Stored records
********************

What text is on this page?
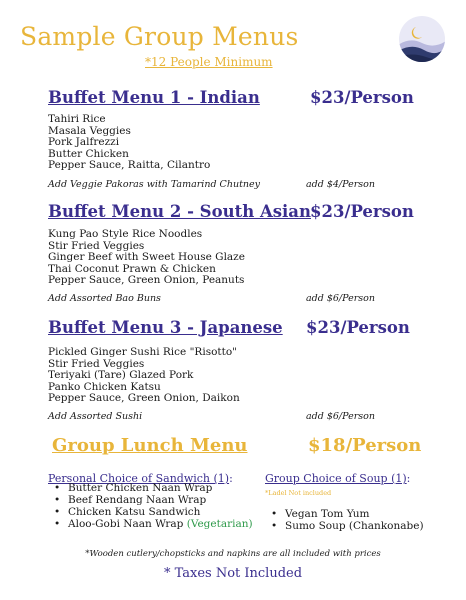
Sample Group Menus
*12 People Minimum
Buffet Menu 1 - Indian	$23/Person
Tahiri Rice
Masala Veggies
Pork Jalfrezzi
Butter Chicken
Pepper Sauce, Raitta, Cilantro
Add Veggie Pakoras with Tamarind Chutney	add $4/Person
Buffet Menu 2 - South Asian $23/Person
Kung Pao Style Rice Noodles
Stir Fried Veggies
Ginger Beef with Sweet House Glaze
Thai Coconut Prawn & Chicken
Pepper Sauce, Green Onion, Peanuts
Add Assorted Bao Buns	add $6/Person
Buffet Menu 3 - Japanese $23/Person
Pickled Ginger Sushi Rice "Risotto"
Stir Fried Veggies
Teriyaki (Tare) Glazed Pork
Panko Chicken Katsu
Pepper Sauce, Green Onion, Daikon
Add Assorted Sushi	add $6/Person
Group Lunch Menu	$18/Person
Personal Choice of Sandwich (1):
• Butter Chicken Naan Wrap
• Beef Rendang Naan Wrap
• Chicken Katsu Sandwich
• Aloo-Gobi Naan Wrap (Vegetarian)
Group Choice of Soup (1):
*Ladel Not included
• Vegan Tom Yum
• Sumo Soup (Chankonabe)
*Wooden cutlery/chopsticks and napkins are all included with prices
* Taxes Not Included
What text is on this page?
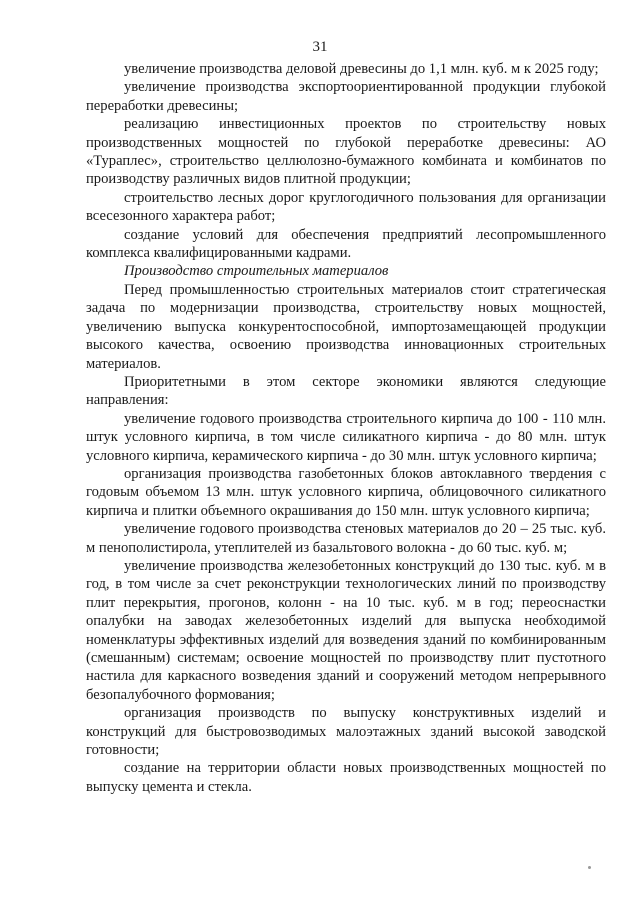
31

увеличение производства деловой древесины до 1,1 млн. куб. м к 2025 году;

увеличение производства экспортоориентированной продукции глубокой переработки древесины;

реализацию инвестиционных проектов по строительству новых производственных мощностей по глубокой переработке древесины: АО «Тураплес», строительство целлюлозно-бумажного комбината и комбинатов по производству различных видов плитной продукции;

строительство лесных дорог круглогодичного пользования для организации всесезонного характера работ;

создание условий для обеспечения предприятий лесопромышленного комплекса квалифицированными кадрами.

Производство строительных материалов

Перед промышленностью строительных материалов стоит стратегическая задача по модернизации производства, строительству новых мощностей, увеличению выпуска конкурентоспособной, импортозамещающей продукции высокого качества, освоению производства инновационных строительных материалов.

Приоритетными в этом секторе экономики являются следующие направления:

увеличение годового производства строительного кирпича до 100 - 110 млн. штук условного кирпича, в том числе силикатного кирпича - до 80 млн. штук условного кирпича, керамического кирпича - до 30 млн. штук условного кирпича;

организация производства газобетонных блоков автоклавного твердения с годовым объемом 13 млн. штук условного кирпича, облицовочного силикатного кирпича и плитки объемного окрашивания до 150 млн. штук условного кирпича;

увеличение годового производства стеновых материалов до 20 – 25 тыс. куб. м пенополистирола, утеплителей из базальтового волокна - до 60 тыс. куб. м;

увеличение производства железобетонных конструкций до 130 тыс. куб. м в год, в том числе за счет реконструкции технологических линий по производству плит перекрытия, прогонов, колонн - на 10 тыс. куб. м в год; переоснастки опалубки на заводах железобетонных изделий для выпуска необходимой номенклатуры эффективных изделий для возведения зданий по комбинированным (смешанным) системам; освоение мощностей по производству плит пустотного настила для каркасного возведения зданий и сооружений методом непрерывного безопалубочного формования;

организация производств по выпуску конструктивных изделий и конструкций для быстровозводимых малоэтажных зданий высокой заводской готовности;

создание на территории области новых производственных мощностей по выпуску цемента и стекла.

********************

**TASK DIRECTIONS**
Give the count of lines holding the word "производственных" and nothing more.

**OUTPUT FOR THIS EXERCISE**
2